- AIM -
In the records below, pick out all lines containing the word "etnike".

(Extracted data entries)
──────────────────────────────
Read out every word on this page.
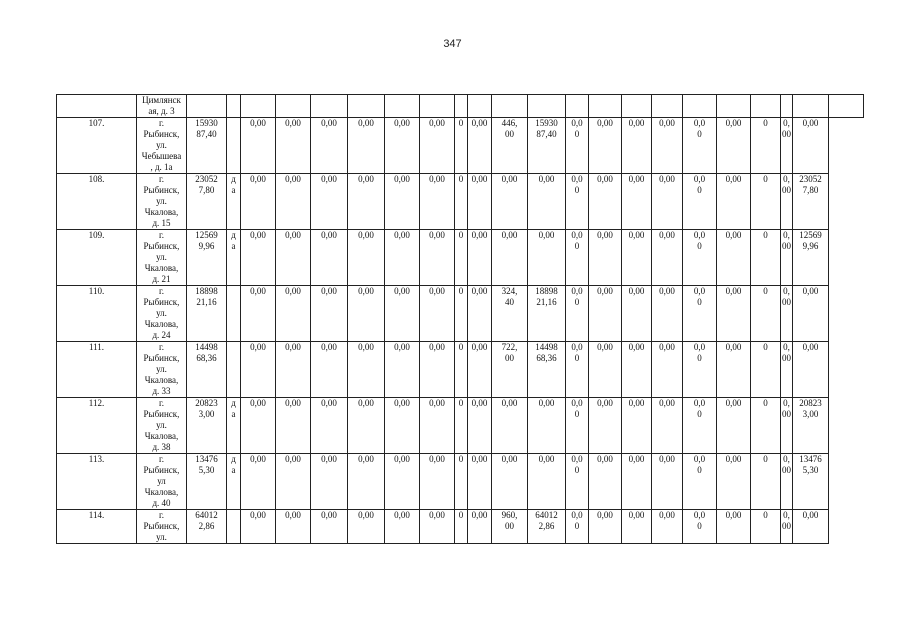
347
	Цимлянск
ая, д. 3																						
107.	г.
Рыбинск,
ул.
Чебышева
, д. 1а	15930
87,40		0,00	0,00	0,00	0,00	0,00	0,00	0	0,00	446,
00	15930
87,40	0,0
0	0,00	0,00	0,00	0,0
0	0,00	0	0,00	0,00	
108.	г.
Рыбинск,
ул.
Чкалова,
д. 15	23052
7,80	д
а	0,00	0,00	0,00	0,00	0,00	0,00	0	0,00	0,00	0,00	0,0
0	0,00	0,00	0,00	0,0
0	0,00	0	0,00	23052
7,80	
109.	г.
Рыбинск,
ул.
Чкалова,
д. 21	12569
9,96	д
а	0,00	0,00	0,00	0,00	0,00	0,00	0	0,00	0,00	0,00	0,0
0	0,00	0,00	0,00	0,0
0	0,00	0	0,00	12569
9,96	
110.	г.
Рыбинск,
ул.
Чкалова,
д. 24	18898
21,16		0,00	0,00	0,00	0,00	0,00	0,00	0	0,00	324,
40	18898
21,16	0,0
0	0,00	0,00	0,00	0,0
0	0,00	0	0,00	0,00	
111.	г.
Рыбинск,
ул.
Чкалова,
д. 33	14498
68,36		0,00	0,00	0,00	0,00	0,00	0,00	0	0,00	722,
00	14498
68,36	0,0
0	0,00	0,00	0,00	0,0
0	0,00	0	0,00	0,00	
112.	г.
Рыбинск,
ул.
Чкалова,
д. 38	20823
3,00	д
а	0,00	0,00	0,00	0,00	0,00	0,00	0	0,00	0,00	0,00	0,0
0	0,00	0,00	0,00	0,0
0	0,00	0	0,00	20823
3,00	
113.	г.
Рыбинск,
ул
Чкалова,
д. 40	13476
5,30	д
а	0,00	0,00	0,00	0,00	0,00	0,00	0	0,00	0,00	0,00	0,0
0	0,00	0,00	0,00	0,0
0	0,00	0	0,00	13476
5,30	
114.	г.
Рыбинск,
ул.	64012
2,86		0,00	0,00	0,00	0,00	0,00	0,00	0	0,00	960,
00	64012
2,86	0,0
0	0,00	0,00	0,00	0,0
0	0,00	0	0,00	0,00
──────────────────────────────
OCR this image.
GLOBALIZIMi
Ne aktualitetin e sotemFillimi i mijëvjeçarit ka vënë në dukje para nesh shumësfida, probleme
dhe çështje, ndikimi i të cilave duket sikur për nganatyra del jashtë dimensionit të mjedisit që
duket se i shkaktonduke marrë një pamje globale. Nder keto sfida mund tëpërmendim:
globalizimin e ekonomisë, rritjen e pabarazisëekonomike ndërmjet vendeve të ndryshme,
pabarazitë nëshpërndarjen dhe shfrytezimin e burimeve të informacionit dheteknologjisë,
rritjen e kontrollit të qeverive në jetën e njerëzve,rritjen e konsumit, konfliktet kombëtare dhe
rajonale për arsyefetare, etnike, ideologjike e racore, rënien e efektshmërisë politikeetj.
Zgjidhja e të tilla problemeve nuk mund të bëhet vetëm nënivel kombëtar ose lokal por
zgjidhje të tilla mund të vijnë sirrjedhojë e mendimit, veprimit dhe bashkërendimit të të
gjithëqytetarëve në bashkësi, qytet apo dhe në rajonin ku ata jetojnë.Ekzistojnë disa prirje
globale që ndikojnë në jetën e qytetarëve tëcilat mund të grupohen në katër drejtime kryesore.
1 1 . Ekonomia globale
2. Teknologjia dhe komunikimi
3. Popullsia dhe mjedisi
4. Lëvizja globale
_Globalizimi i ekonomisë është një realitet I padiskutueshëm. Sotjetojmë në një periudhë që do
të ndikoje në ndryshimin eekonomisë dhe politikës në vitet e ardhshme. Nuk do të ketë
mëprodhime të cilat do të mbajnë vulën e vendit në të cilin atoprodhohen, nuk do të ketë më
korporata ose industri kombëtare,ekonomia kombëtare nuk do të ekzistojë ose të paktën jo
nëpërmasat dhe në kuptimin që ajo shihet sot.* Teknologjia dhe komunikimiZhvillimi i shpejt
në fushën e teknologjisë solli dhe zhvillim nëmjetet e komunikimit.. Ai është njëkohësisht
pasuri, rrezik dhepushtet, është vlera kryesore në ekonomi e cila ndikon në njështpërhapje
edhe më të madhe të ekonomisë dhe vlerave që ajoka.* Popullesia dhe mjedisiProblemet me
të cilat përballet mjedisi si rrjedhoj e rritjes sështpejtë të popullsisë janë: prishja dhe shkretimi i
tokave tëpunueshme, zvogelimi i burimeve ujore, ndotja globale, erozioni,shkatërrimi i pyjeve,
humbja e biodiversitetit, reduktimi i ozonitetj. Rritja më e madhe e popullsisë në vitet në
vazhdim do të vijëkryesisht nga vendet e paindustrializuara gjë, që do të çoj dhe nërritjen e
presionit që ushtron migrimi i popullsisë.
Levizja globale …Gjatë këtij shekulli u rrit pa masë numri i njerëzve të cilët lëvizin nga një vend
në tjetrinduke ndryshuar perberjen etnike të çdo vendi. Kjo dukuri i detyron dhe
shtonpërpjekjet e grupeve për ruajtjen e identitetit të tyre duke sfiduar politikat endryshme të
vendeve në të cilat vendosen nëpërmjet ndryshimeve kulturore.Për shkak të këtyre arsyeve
──────────────────────────────
- TASK RESULT -
rajonale për arsyefetare, etnike, ideologjike e racore, rënien e efektshmërisë politikeetj.
në tjetrinduke ndryshuar perberjen etnike të çdo vendi. Kjo dukuri i detyron dhe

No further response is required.